[Figure record extracts]
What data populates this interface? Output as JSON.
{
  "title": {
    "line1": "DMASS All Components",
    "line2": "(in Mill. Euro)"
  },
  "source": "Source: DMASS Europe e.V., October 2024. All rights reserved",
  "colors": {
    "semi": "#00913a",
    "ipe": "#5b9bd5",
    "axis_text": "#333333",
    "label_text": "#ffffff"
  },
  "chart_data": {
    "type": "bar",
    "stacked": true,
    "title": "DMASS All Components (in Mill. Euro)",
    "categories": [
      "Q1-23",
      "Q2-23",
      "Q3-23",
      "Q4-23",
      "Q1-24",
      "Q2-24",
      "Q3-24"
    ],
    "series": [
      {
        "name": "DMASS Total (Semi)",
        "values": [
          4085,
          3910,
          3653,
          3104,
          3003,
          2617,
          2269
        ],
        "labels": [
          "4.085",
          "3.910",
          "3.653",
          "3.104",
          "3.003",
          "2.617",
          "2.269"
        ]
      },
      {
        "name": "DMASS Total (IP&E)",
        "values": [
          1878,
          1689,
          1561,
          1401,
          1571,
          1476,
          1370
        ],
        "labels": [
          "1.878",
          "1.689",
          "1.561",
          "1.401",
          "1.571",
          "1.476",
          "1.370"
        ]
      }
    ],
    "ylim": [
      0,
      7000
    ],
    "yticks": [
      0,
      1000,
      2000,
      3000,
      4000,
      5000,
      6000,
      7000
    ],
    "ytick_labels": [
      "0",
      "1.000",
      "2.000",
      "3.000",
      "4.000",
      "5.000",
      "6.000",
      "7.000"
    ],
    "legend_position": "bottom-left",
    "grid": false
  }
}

WHAT YOU NEED TO DO: Reproduce the listing above verbatim, from first line to last.

WRITTEN SOLUTION:
What data populates this interface? Output as JSON.
{
  "title": {
    "line1": "DMASS All Components",
    "line2": "(in Mill. Euro)"
  },
  "source": "Source: DMASS Europe e.V., October 2024. All rights reserved",
  "colors": {
    "semi": "#00913a",
    "ipe": "#5b9bd5",
    "axis_text": "#333333",
    "label_text": "#ffffff"
  },
  "chart_data": {
    "type": "bar",
    "stacked": true,
    "title": "DMASS All Components (in Mill. Euro)",
    "categories": [
      "Q1-23",
      "Q2-23",
      "Q3-23",
      "Q4-23",
      "Q1-24",
      "Q2-24",
      "Q3-24"
    ],
    "series": [
      {
        "name": "DMASS Total (Semi)",
        "values": [
          4085,
          3910,
          3653,
          3104,
          3003,
          2617,
          2269
        ],
        "labels": [
          "4.085",
          "3.910",
          "3.653",
          "3.104",
          "3.003",
          "2.617",
          "2.269"
        ]
      },
      {
        "name": "DMASS Total (IP&E)",
        "values": [
          1878,
          1689,
          1561,
          1401,
          1571,
          1476,
          1370
        ],
        "labels": [
          "1.878",
          "1.689",
          "1.561",
          "1.401",
          "1.571",
          "1.476",
          "1.370"
        ]
      }
    ],
    "ylim": [
      0,
      7000
    ],
    "yticks": [
      0,
      1000,
      2000,
      3000,
      4000,
      5000,
      6000,
      7000
    ],
    "ytick_labels": [
      "0",
      "1.000",
      "2.000",
      "3.000",
      "4.000",
      "5.000",
      "6.000",
      "7.000"
    ],
    "legend_position": "bottom-left",
    "grid": false
  }
}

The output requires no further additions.